Requirements: Tally how many lines include "change". The number is the whole answer.

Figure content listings
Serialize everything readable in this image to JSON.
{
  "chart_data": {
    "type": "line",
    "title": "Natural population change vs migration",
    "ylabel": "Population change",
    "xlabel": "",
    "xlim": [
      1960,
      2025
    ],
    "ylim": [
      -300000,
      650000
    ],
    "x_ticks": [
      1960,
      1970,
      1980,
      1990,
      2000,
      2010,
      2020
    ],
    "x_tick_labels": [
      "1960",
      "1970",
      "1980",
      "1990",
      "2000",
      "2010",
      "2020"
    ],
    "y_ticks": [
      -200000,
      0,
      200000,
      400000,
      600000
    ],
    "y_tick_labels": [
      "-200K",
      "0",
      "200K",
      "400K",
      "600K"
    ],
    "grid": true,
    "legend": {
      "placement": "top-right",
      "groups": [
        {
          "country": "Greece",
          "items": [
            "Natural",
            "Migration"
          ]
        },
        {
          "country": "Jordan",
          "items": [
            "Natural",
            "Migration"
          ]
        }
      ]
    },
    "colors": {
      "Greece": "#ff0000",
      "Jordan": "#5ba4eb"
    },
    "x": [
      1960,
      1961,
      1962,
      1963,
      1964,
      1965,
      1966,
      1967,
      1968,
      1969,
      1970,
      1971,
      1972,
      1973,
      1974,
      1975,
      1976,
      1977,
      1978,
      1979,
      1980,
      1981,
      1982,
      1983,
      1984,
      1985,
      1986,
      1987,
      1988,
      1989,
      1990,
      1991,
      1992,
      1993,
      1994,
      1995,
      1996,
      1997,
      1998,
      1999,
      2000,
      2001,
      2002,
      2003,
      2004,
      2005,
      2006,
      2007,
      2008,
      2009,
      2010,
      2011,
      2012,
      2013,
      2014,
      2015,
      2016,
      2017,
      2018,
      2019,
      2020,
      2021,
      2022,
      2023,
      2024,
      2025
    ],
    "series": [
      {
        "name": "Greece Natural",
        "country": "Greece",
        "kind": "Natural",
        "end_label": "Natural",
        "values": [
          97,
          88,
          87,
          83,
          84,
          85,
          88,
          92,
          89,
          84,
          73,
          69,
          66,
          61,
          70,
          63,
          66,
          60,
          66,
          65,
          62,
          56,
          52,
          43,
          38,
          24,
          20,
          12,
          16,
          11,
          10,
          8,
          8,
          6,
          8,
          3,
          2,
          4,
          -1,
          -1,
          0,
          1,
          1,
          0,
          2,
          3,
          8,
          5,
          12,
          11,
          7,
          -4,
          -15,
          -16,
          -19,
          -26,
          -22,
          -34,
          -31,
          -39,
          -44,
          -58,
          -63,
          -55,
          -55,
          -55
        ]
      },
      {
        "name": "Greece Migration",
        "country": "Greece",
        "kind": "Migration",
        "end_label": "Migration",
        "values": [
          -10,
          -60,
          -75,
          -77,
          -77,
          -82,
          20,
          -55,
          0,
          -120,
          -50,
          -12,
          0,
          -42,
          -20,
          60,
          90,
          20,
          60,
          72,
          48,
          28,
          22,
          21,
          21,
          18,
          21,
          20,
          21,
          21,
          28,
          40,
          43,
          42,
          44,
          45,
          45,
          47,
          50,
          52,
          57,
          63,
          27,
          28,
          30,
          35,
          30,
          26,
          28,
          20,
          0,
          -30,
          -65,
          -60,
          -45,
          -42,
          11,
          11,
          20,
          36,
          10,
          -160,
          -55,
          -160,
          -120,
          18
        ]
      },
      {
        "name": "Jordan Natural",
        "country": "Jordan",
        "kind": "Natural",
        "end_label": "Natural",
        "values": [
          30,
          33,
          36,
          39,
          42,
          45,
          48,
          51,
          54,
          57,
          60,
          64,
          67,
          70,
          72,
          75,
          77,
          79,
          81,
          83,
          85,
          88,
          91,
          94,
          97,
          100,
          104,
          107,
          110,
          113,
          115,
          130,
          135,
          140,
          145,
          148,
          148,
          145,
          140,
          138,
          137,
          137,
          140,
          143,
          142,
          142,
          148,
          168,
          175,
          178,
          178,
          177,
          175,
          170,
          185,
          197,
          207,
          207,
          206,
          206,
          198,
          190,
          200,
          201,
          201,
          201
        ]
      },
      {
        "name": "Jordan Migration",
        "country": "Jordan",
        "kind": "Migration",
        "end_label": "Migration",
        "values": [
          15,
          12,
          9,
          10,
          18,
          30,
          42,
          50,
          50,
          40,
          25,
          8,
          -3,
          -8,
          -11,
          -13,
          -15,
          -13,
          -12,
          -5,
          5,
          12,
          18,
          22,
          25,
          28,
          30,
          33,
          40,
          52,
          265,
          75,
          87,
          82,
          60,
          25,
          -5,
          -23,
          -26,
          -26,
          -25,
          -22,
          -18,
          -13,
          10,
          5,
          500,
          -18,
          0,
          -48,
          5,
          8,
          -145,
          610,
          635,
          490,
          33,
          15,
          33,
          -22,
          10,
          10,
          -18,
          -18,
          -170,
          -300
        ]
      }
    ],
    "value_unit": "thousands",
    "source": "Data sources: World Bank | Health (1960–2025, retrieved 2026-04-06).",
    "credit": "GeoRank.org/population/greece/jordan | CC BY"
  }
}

Output: 2